### Data rows
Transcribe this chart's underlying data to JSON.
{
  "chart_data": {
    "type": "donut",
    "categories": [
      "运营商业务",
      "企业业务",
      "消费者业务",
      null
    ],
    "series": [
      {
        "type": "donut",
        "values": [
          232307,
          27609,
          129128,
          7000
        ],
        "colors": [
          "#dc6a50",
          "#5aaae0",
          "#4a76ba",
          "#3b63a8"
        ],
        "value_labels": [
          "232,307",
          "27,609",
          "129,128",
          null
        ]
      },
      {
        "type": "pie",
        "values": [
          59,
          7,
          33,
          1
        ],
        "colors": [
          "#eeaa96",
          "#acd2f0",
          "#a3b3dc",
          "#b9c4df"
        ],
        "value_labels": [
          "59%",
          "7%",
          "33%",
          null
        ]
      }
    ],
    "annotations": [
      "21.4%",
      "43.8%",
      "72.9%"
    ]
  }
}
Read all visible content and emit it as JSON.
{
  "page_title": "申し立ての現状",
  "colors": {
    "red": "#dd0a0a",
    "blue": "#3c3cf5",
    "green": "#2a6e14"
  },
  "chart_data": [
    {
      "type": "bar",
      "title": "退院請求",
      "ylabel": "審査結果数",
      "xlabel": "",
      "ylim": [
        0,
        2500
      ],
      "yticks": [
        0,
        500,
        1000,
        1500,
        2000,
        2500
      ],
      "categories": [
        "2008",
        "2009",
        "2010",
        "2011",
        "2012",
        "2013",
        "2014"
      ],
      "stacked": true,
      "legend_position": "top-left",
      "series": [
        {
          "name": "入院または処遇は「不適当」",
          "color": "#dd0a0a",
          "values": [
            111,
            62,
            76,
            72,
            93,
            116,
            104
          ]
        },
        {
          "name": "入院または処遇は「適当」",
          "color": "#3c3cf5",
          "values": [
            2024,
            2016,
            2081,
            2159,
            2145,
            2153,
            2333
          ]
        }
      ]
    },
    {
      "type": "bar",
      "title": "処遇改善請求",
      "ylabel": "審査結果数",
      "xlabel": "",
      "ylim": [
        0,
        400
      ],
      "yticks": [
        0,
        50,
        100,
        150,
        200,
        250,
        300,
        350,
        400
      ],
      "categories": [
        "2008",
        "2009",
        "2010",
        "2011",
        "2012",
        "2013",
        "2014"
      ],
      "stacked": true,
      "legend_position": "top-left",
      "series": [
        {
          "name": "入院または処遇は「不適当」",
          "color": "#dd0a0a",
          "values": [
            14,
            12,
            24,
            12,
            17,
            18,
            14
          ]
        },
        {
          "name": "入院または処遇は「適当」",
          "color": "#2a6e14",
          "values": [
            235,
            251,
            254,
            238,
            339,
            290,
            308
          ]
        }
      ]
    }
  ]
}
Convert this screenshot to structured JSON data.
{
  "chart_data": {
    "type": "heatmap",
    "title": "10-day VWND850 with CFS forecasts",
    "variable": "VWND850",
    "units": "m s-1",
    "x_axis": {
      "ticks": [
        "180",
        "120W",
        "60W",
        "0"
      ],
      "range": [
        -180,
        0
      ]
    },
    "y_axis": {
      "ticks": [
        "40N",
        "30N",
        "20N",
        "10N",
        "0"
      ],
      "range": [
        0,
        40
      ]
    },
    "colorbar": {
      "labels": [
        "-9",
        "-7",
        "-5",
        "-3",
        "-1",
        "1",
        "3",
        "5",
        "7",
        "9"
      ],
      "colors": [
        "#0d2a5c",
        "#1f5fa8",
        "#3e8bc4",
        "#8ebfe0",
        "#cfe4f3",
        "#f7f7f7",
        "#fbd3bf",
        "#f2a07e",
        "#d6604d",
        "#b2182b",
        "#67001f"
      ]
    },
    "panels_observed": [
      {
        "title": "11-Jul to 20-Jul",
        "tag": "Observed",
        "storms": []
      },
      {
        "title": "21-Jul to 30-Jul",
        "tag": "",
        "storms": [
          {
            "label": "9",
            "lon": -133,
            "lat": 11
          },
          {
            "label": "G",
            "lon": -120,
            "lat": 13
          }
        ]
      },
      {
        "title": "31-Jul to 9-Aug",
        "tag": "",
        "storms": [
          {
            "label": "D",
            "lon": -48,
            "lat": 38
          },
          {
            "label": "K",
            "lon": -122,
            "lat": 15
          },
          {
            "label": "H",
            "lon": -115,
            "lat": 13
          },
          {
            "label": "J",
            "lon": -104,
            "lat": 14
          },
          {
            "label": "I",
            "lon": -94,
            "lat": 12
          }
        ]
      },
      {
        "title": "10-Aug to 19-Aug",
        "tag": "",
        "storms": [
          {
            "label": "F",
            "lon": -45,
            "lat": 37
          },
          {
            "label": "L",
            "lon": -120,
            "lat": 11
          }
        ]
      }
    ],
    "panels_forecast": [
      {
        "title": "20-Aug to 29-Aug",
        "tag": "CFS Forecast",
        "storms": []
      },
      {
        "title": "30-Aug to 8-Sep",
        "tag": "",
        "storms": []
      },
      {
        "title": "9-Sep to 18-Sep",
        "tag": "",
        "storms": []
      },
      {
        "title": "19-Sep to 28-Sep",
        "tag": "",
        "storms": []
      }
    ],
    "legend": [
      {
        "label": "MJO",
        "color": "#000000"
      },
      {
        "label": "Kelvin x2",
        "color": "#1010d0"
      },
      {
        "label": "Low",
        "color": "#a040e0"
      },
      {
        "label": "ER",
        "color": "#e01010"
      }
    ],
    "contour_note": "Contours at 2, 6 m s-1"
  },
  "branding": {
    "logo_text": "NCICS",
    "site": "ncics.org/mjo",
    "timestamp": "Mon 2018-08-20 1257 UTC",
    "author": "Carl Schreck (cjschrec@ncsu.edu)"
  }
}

### Problem description
Set down the entries verbatim, leaving none out.

### Exercise output
Transcribe this chart's underlying data to JSON.
{
  "chart_data": {
    "type": "donut",
    "categories": [
      "运营商业务",
      "企业业务",
      "消费者业务",
      null
    ],
    "series": [
      {
        "type": "donut",
        "values": [
          232307,
          27609,
          129128,
          7000
        ],
        "colors": [
          "#dc6a50",
          "#5aaae0",
          "#4a76ba",
          "#3b63a8"
        ],
        "value_labels": [
          "232,307",
          "27,609",
          "129,128",
          null
        ]
      },
      {
        "type": "pie",
        "values": [
          59,
          7,
          33,
          1
        ],
        "colors": [
          "#eeaa96",
          "#acd2f0",
          "#a3b3dc",
          "#b9c4df"
        ],
        "value_labels": [
          "59%",
          "7%",
          "33%",
          null
        ]
      }
    ],
    "annotations": [
      "21.4%",
      "43.8%",
      "72.9%"
    ]
  }
}
Read all visible content and emit it as JSON.
{
  "page_title": "申し立ての現状",
  "colors": {
    "red": "#dd0a0a",
    "blue": "#3c3cf5",
    "green": "#2a6e14"
  },
  "chart_data": [
    {
      "type": "bar",
      "title": "退院請求",
      "ylabel": "審査結果数",
      "xlabel": "",
      "ylim": [
        0,
        2500
      ],
      "yticks": [
        0,
        500,
        1000,
        1500,
        2000,
        2500
      ],
      "categories": [
        "2008",
        "2009",
        "2010",
        "2011",
        "2012",
        "2013",
        "2014"
      ],
      "stacked": true,
      "legend_position": "top-left",
      "series": [
        {
          "name": "入院または処遇は「不適当」",
          "color": "#dd0a0a",
          "values": [
            111,
            62,
            76,
            72,
            93,
            116,
            104
          ]
        },
        {
          "name": "入院または処遇は「適当」",
          "color": "#3c3cf5",
          "values": [
            2024,
            2016,
            2081,
            2159,
            2145,
            2153,
            2333
          ]
        }
      ]
    },
    {
      "type": "bar",
      "title": "処遇改善請求",
      "ylabel": "審査結果数",
      "xlabel": "",
      "ylim": [
        0,
        400
      ],
      "yticks": [
        0,
        50,
        100,
        150,
        200,
        250,
        300,
        350,
        400
      ],
      "categories": [
        "2008",
        "2009",
        "2010",
        "2011",
        "2012",
        "2013",
        "2014"
      ],
      "stacked": true,
      "legend_position": "top-left",
      "series": [
        {
          "name": "入院または処遇は「不適当」",
          "color": "#dd0a0a",
          "values": [
            14,
            12,
            24,
            12,
            17,
            18,
            14
          ]
        },
        {
          "name": "入院または処遇は「適当」",
          "color": "#2a6e14",
          "values": [
            235,
            251,
            254,
            238,
            339,
            290,
            308
          ]
        }
      ]
    }
  ]
}
Convert this screenshot to structured JSON data.
{
  "chart_data": {
    "type": "heatmap",
    "title": "10-day VWND850 with CFS forecasts",
    "variable": "VWND850",
    "units": "m s-1",
    "x_axis": {
      "ticks": [
        "180",
        "120W",
        "60W",
        "0"
      ],
      "range": [
        -180,
        0
      ]
    },
    "y_axis": {
      "ticks": [
        "40N",
        "30N",
        "20N",
        "10N",
        "0"
      ],
      "range": [
        0,
        40
      ]
    },
    "colorbar": {
      "labels": [
        "-9",
        "-7",
        "-5",
        "-3",
        "-1",
        "1",
        "3",
        "5",
        "7",
        "9"
      ],
      "colors": [
        "#0d2a5c",
        "#1f5fa8",
        "#3e8bc4",
        "#8ebfe0",
        "#cfe4f3",
        "#f7f7f7",
        "#fbd3bf",
        "#f2a07e",
        "#d6604d",
        "#b2182b",
        "#67001f"
      ]
    },
    "panels_observed": [
      {
        "title": "11-Jul to 20-Jul",
        "tag": "Observed",
        "storms": []
      },
      {
        "title": "21-Jul to 30-Jul",
        "tag": "",
        "storms": [
          {
            "label": "9",
            "lon": -133,
            "lat": 11
          },
          {
            "label": "G",
            "lon": -120,
            "lat": 13
          }
        ]
      },
      {
        "title": "31-Jul to 9-Aug",
        "tag": "",
        "storms": [
          {
            "label": "D",
            "lon": -48,
            "lat": 38
          },
          {
            "label": "K",
            "lon": -122,
            "lat": 15
          },
          {
            "label": "H",
            "lon": -115,
            "lat": 13
          },
          {
            "label": "J",
            "lon": -104,
            "lat": 14
          },
          {
            "label": "I",
            "lon": -94,
            "lat": 12
          }
        ]
      },
      {
        "title": "10-Aug to 19-Aug",
        "tag": "",
        "storms": [
          {
            "label": "F",
            "lon": -45,
            "lat": 37
          },
          {
            "label": "L",
            "lon": -120,
            "lat": 11
          }
        ]
      }
    ],
    "panels_forecast": [
      {
        "title": "20-Aug to 29-Aug",
        "tag": "CFS Forecast",
        "storms": []
      },
      {
        "title": "30-Aug to 8-Sep",
        "tag": "",
        "storms": []
      },
      {
        "title": "9-Sep to 18-Sep",
        "tag": "",
        "storms": []
      },
      {
        "title": "19-Sep to 28-Sep",
        "tag": "",
        "storms": []
      }
    ],
    "legend": [
      {
        "label": "MJO",
        "color": "#000000"
      },
      {
        "label": "Kelvin x2",
        "color": "#1010d0"
      },
      {
        "label": "Low",
        "color": "#a040e0"
      },
      {
        "label": "ER",
        "color": "#e01010"
      }
    ],
    "contour_note": "Contours at 2, 6 m s-1"
  },
  "branding": {
    "logo_text": "NCICS",
    "site": "ncics.org/mjo",
    "timestamp": "Mon 2018-08-20 1257 UTC",
    "author": "Carl Schreck (cjschrec@ncsu.edu)"
  }
}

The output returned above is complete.